→ **Records from a data source**:
┄┄┄┄┄┄
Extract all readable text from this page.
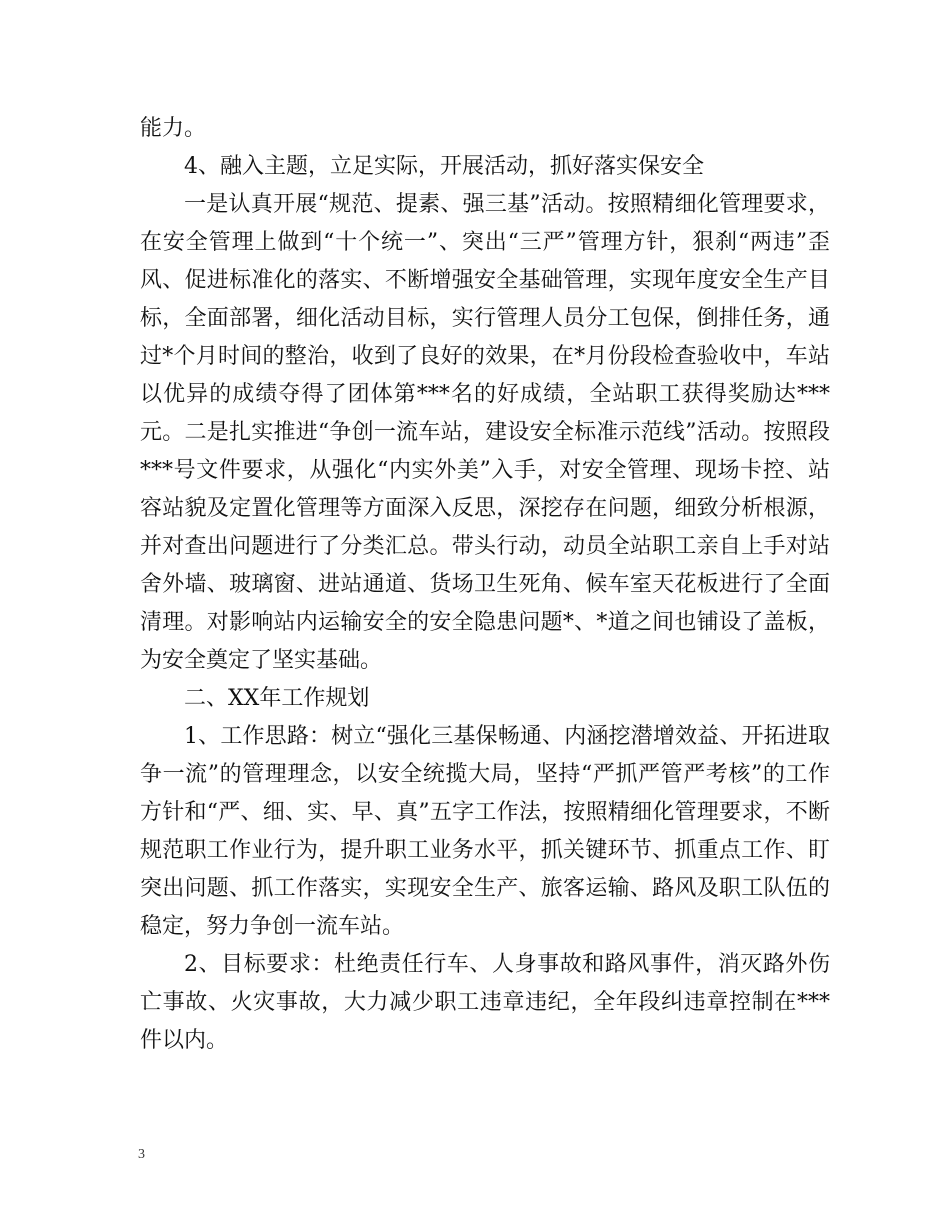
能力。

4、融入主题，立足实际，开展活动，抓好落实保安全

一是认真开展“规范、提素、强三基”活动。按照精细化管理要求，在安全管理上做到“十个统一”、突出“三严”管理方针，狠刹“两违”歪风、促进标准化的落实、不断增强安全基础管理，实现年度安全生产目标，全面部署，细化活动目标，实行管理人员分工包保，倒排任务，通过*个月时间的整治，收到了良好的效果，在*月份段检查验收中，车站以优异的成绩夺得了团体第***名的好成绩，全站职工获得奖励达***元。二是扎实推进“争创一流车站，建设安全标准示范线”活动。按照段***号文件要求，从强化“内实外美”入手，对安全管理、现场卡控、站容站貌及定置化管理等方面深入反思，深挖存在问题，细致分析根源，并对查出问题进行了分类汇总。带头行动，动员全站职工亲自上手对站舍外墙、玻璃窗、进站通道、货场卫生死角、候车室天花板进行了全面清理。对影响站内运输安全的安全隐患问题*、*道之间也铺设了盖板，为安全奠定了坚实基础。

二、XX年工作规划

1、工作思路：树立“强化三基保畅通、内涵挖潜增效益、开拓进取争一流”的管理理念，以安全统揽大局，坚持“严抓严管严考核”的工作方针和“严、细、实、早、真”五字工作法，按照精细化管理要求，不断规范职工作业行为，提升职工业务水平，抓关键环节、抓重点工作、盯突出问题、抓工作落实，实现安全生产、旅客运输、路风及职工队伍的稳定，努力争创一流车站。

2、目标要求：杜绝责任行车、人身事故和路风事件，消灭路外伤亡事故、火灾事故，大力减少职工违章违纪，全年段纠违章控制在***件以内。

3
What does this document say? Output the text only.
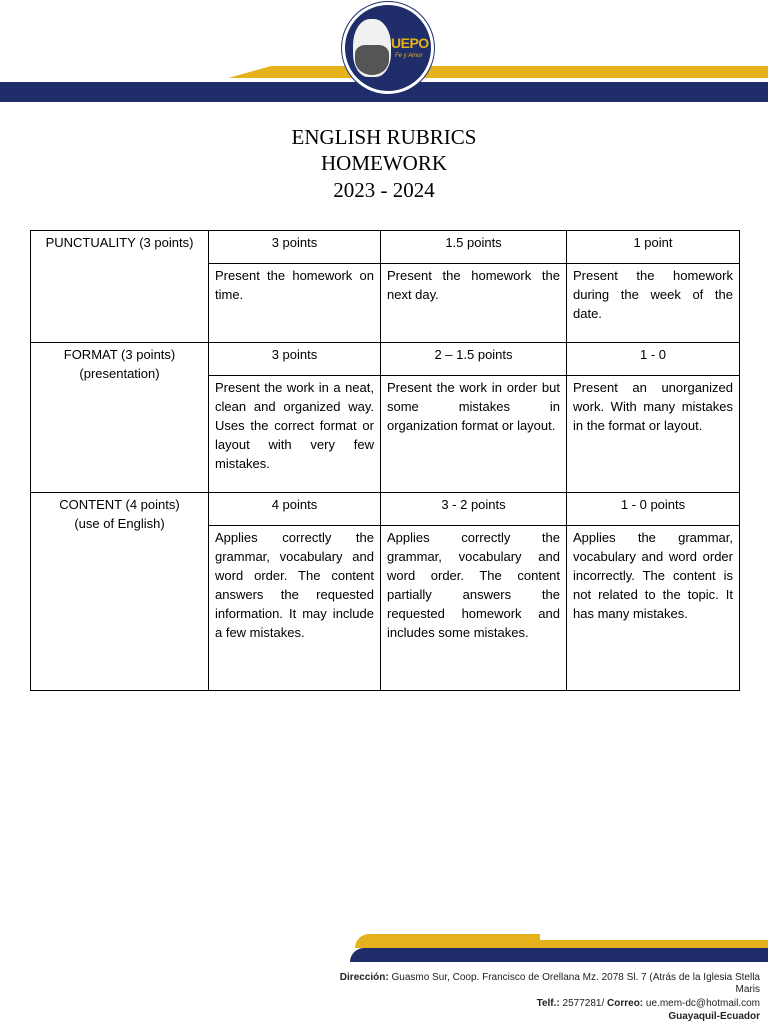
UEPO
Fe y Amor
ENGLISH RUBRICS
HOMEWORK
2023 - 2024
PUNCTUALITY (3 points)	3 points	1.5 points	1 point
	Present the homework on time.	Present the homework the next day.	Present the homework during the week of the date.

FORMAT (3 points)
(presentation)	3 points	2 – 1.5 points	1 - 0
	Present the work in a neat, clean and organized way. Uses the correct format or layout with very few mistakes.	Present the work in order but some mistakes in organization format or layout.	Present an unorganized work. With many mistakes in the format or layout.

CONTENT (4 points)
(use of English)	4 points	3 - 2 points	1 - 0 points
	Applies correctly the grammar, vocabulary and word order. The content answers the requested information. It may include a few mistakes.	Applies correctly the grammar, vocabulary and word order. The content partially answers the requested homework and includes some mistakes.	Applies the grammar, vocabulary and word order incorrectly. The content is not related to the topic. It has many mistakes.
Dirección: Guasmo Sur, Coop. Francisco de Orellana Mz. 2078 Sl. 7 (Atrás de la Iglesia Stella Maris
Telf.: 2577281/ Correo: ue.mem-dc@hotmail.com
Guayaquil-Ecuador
┄┄┄┄┄┄
→ **Problem details**:
Quote every line of the records above exactly; no picture is to be copied.

→ **Output**:
Extract all readable text from this page.
能力。

4、融入主题，立足实际，开展活动，抓好落实保安全

一是认真开展“规范、提素、强三基”活动。按照精细化管理要求，在安全管理上做到“十个统一”、突出“三严”管理方针，狠刹“两违”歪风、促进标准化的落实、不断增强安全基础管理，实现年度安全生产目标，全面部署，细化活动目标，实行管理人员分工包保，倒排任务，通过*个月时间的整治，收到了良好的效果，在*月份段检查验收中，车站以优异的成绩夺得了团体第***名的好成绩，全站职工获得奖励达***元。二是扎实推进“争创一流车站，建设安全标准示范线”活动。按照段***号文件要求，从强化“内实外美”入手，对安全管理、现场卡控、站容站貌及定置化管理等方面深入反思，深挖存在问题，细致分析根源，并对查出问题进行了分类汇总。带头行动，动员全站职工亲自上手对站舍外墙、玻璃窗、进站通道、货场卫生死角、候车室天花板进行了全面清理。对影响站内运输安全的安全隐患问题*、*道之间也铺设了盖板，为安全奠定了坚实基础。

二、XX年工作规划

1、工作思路：树立“强化三基保畅通、内涵挖潜增效益、开拓进取争一流”的管理理念，以安全统揽大局，坚持“严抓严管严考核”的工作方针和“严、细、实、早、真”五字工作法，按照精细化管理要求，不断规范职工作业行为，提升职工业务水平，抓关键环节、抓重点工作、盯突出问题、抓工作落实，实现安全生产、旅客运输、路风及职工队伍的稳定，努力争创一流车站。

2、目标要求：杜绝责任行车、人身事故和路风事件，消灭路外伤亡事故、火灾事故，大力减少职工违章违纪，全年段纠违章控制在***件以内。

3
What does this document say? Output the text only.
UEPO
Fe y Amor
ENGLISH RUBRICS
HOMEWORK
2023 - 2024
PUNCTUALITY (3 points)	3 points	1.5 points	1 point
	Present the homework on time.	Present the homework the next day.	Present the homework during the week of the date.

FORMAT (3 points)
(presentation)	3 points	2 – 1.5 points	1 - 0
	Present the work in a neat, clean and organized way. Uses the correct format or layout with very few mistakes.	Present the work in order but some mistakes in organization format or layout.	Present an unorganized work. With many mistakes in the format or layout.

CONTENT (4 points)
(use of English)	4 points	3 - 2 points	1 - 0 points
	Applies correctly the grammar, vocabulary and word order. The content answers the requested information. It may include a few mistakes.	Applies correctly the grammar, vocabulary and word order. The content partially answers the requested homework and includes some mistakes.	Applies the grammar, vocabulary and word order incorrectly. The content is not related to the topic. It has many mistakes.
Dirección: Guasmo Sur, Coop. Francisco de Orellana Mz. 2078 Sl. 7 (Atrás de la Iglesia Stella Maris
Telf.: 2577281/ Correo: ue.mem-dc@hotmail.com
Guayaquil-Ecuador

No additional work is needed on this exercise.